● **Stated problem**
Write out the data below exactly as given, without any of its pictures.

(Data entries)
——

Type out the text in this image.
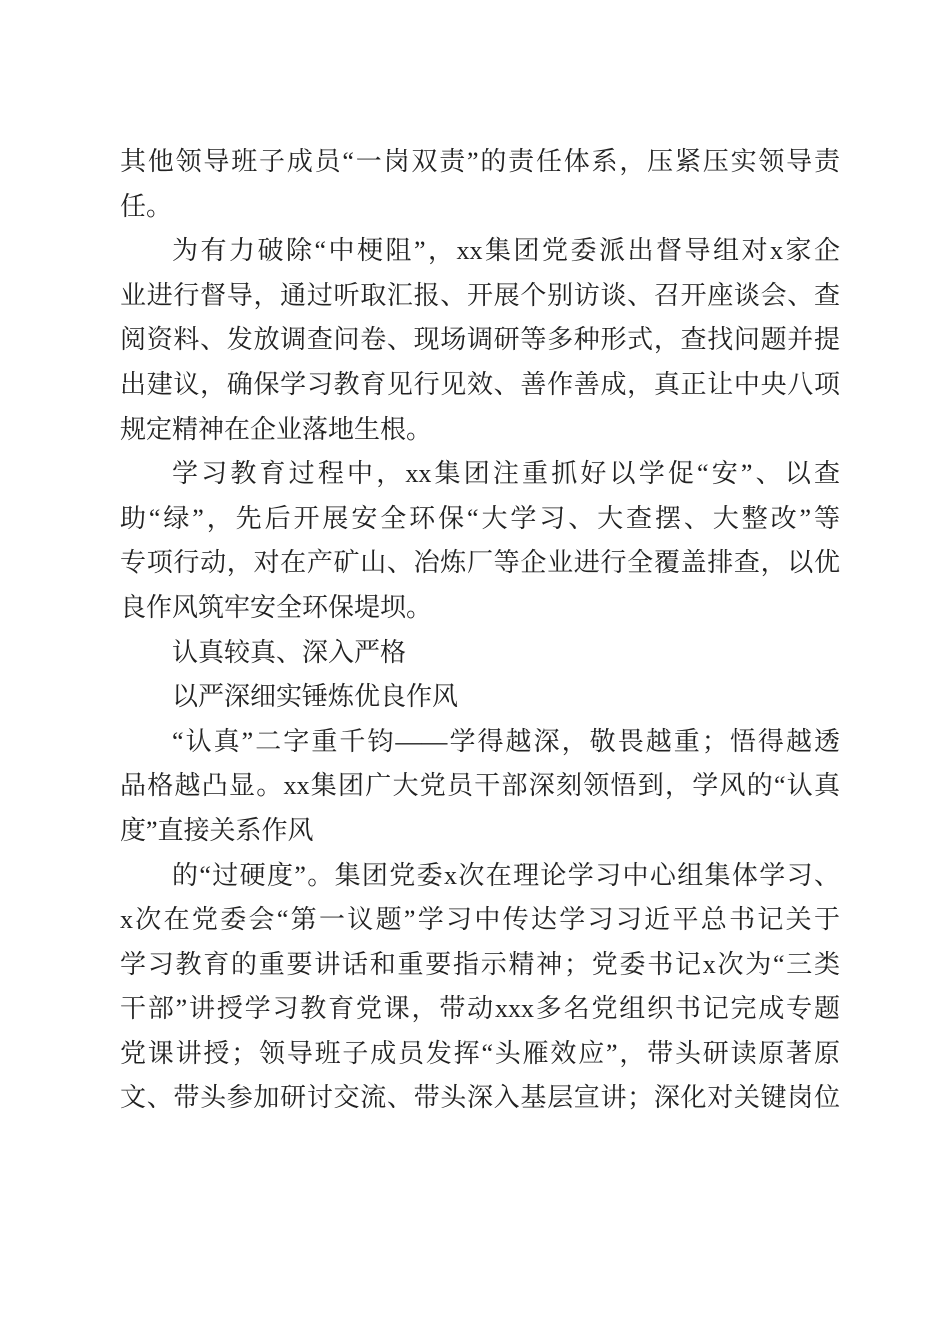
其他领导班子成员“一岗双责”的责任体系，压紧压实领导责
任。
为有力破除“中梗阻”，xx集团党委派出督导组对x家企
业进行督导，通过听取汇报、开展个别访谈、召开座谈会、查
阅资料、发放调查问卷、现场调研等多种形式，查找问题并提
出建议，确保学习教育见行见效、善作善成，真正让中央八项
规定精神在企业落地生根。
学习教育过程中，xx集团注重抓好以学促“安”、以查
助“绿”，先后开展安全环保“大学习、大查摆、大整改”等
专项行动，对在产矿山、冶炼厂等企业进行全覆盖排查，以优
良作风筑牢安全环保堤坝。
认真较真、深入严格
以严深细实锤炼优良作风
“认真”二字重千钧——学得越深，敬畏越重；悟得越透
品格越凸显。xx集团广大党员干部深刻领悟到，学风的“认真
度”直接关系作风
的“过硬度”。集团党委x次在理论学习中心组集体学习、
x次在党委会“第一议题”学习中传达学习习近平总书记关于
学习教育的重要讲话和重要指示精神；党委书记x次为“三类
干部”讲授学习教育党课，带动xxx多名党组织书记完成专题
党课讲授；领导班子成员发挥“头雁效应”，带头研读原著原
文、带头参加研讨交流、带头深入基层宣讲；深化对关键岗位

——

● **Response below**
Type out the text in this image.
其他领导班子成员“一岗双责”的责任体系，压紧压实领导责
任。
为有力破除“中梗阻”，xx集团党委派出督导组对x家企
业进行督导，通过听取汇报、开展个别访谈、召开座谈会、查
阅资料、发放调查问卷、现场调研等多种形式，查找问题并提
出建议，确保学习教育见行见效、善作善成，真正让中央八项
规定精神在企业落地生根。
学习教育过程中，xx集团注重抓好以学促“安”、以查
助“绿”，先后开展安全环保“大学习、大查摆、大整改”等
专项行动，对在产矿山、冶炼厂等企业进行全覆盖排查，以优
良作风筑牢安全环保堤坝。
认真较真、深入严格
以严深细实锤炼优良作风
“认真”二字重千钧——学得越深，敬畏越重；悟得越透
品格越凸显。xx集团广大党员干部深刻领悟到，学风的“认真
度”直接关系作风
的“过硬度”。集团党委x次在理论学习中心组集体学习、
x次在党委会“第一议题”学习中传达学习习近平总书记关于
学习教育的重要讲话和重要指示精神；党委书记x次为“三类
干部”讲授学习教育党课，带动xxx多名党组织书记完成专题
党课讲授；领导班子成员发挥“头雁效应”，带头研读原著原
文、带头参加研讨交流、带头深入基层宣讲；深化对关键岗位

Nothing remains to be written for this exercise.